▶ **Short task**: Look through the data below. Show each line where the string "text" occurs.

━━━━━━━━━━━━━━━━━━━━━━━━━━━━━━

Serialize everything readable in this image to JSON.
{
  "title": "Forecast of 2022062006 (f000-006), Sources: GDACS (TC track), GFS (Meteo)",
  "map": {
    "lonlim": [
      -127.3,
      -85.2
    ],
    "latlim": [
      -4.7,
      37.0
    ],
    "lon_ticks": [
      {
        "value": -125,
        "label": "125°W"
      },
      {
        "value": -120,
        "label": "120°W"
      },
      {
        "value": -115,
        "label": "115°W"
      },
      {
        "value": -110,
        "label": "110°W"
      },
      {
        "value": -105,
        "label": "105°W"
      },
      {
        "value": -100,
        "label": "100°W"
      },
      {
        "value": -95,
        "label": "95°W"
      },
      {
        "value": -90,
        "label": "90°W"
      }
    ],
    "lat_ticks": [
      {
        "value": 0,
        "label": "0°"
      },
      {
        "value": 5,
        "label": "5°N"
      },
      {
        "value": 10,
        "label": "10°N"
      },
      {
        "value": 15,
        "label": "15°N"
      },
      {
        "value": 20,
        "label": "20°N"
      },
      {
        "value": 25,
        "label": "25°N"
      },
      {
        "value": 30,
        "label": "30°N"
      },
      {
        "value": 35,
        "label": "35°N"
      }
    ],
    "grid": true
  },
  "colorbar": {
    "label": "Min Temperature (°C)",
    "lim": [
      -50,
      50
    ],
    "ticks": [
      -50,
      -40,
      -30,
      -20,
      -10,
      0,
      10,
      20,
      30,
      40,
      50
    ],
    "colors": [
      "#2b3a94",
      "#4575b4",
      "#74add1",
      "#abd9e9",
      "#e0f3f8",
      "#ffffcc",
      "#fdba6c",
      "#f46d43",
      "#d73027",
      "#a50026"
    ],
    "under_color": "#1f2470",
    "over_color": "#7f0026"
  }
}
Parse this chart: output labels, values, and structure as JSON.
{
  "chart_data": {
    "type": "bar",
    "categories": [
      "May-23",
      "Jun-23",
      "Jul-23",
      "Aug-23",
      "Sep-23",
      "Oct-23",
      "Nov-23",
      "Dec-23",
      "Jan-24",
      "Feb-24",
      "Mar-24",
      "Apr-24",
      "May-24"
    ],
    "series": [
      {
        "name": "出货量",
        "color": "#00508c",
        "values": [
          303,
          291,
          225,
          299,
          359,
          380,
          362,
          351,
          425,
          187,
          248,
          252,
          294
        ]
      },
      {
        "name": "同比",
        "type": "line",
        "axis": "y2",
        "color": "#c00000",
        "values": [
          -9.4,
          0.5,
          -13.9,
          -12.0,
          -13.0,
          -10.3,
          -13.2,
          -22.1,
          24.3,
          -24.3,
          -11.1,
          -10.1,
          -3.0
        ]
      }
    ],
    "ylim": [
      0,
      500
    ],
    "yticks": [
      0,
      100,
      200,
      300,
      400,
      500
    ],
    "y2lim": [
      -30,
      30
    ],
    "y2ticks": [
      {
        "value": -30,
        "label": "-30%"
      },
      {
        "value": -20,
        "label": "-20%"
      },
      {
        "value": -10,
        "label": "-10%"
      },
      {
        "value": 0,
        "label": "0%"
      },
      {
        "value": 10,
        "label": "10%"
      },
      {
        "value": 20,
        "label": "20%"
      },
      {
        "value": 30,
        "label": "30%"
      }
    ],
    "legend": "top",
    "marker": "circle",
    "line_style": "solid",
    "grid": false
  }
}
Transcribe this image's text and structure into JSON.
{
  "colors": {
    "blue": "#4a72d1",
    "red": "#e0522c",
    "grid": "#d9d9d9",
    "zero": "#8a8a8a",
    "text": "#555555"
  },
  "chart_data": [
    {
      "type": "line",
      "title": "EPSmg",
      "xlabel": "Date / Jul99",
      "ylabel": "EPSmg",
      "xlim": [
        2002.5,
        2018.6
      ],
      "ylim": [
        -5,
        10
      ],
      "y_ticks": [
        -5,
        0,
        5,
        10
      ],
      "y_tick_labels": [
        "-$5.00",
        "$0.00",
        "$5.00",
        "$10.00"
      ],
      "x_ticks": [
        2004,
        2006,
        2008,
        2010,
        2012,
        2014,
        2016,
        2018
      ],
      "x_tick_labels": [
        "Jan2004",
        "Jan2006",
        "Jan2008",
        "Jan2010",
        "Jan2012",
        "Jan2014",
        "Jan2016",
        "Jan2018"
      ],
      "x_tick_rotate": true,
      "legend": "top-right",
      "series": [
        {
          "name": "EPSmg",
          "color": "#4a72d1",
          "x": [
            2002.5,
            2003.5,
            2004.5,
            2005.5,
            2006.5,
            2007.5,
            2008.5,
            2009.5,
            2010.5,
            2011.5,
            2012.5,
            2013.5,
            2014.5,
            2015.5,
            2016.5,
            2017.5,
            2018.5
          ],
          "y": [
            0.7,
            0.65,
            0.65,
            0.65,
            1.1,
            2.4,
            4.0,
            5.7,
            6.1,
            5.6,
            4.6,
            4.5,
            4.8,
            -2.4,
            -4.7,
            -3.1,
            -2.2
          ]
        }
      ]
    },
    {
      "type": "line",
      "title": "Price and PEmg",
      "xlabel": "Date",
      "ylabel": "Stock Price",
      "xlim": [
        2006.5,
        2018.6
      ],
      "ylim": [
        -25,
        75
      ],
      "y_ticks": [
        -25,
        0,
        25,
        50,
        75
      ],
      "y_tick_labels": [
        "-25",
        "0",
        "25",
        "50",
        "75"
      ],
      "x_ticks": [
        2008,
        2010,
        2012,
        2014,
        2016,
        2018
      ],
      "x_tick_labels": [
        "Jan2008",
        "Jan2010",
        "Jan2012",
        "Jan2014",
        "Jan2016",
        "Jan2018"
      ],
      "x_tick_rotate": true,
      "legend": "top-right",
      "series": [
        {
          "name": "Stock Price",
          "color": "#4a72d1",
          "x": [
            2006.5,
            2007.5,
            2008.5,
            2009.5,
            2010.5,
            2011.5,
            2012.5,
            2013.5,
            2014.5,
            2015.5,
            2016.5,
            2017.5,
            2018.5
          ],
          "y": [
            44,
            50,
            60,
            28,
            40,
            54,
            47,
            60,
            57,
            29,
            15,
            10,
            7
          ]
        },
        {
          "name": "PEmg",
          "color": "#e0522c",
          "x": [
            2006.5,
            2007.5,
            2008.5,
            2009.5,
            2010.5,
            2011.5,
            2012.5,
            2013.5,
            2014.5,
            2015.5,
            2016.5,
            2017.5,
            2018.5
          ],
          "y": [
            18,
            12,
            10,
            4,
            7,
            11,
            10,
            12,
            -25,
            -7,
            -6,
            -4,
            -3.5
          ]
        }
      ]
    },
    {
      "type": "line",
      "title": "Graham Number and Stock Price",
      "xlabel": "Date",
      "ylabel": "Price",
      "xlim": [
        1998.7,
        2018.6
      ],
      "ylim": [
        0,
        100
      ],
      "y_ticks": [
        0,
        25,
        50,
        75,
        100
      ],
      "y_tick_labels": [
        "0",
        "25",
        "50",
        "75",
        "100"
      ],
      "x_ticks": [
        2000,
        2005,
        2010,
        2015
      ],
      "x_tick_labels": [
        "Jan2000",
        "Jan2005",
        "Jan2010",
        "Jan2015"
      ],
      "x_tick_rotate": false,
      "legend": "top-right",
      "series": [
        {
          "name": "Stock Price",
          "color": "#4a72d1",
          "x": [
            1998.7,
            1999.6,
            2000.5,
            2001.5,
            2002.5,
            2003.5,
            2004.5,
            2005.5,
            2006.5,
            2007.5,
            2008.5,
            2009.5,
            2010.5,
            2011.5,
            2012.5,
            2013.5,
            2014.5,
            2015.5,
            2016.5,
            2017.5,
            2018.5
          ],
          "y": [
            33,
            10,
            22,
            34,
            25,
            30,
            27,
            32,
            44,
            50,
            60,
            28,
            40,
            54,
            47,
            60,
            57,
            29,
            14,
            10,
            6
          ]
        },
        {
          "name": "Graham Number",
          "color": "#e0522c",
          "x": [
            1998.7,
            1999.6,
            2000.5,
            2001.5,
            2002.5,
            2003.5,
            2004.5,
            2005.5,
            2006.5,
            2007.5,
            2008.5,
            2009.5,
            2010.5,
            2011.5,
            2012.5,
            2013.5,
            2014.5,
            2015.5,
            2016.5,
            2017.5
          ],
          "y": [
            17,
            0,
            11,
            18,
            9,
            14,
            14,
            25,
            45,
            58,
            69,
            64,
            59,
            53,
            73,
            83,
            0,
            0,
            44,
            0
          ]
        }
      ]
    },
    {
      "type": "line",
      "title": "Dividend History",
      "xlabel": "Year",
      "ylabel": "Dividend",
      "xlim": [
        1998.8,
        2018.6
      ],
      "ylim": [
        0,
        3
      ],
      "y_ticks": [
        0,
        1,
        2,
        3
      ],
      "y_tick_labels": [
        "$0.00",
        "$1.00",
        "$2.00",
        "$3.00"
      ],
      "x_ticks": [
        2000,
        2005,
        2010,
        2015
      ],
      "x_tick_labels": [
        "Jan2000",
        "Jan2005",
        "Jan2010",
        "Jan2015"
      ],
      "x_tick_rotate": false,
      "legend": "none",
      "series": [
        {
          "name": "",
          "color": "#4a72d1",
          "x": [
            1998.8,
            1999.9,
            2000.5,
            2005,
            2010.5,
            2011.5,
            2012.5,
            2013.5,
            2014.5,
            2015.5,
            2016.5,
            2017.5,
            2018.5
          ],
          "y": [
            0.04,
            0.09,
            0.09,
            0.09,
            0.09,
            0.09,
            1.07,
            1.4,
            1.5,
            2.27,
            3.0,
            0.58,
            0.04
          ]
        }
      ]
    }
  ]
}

━━━━━━━━━━━━━━━━━━━━━━━━━━━━━━

▶ **Reply to the exercise**:
Transcribe this image's text and structure into JSON.
    "text": "#555555"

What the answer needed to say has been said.